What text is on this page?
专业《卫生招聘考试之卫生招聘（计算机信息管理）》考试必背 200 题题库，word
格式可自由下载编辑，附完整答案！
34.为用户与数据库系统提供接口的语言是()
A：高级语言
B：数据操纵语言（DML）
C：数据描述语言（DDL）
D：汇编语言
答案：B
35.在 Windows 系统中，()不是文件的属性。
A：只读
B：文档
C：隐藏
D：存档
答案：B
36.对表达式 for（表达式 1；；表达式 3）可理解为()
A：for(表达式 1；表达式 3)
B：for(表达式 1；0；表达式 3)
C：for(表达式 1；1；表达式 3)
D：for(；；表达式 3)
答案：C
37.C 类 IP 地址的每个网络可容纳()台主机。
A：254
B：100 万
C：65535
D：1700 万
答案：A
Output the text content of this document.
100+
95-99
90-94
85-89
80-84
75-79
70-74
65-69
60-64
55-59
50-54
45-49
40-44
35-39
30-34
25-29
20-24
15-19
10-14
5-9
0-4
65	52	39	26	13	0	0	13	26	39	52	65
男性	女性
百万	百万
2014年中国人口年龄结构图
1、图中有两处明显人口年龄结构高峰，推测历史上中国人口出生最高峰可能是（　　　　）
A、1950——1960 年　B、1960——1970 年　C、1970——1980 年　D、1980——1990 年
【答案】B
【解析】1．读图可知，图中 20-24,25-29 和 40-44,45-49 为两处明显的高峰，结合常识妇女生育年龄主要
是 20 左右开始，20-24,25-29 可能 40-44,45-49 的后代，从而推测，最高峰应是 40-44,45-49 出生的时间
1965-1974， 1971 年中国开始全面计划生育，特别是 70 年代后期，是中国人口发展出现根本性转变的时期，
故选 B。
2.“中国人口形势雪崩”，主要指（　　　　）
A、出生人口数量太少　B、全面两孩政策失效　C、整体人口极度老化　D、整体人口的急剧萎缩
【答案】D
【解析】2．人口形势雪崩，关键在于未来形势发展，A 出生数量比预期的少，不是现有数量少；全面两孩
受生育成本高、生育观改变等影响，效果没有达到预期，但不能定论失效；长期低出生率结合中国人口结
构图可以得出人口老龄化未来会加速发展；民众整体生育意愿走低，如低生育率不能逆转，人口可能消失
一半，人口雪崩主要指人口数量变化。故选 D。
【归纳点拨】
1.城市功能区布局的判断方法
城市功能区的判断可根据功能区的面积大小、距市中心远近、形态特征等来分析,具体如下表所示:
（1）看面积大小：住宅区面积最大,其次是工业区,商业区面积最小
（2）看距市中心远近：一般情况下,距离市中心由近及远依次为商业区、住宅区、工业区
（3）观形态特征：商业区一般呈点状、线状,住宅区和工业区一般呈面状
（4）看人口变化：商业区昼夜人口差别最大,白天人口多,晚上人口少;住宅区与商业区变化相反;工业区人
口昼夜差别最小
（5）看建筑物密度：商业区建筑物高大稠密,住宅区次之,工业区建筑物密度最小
= = = = = = =
» Stated goal:
How many lines in the records above contain the word "text"? Give only the number.

» Result:
2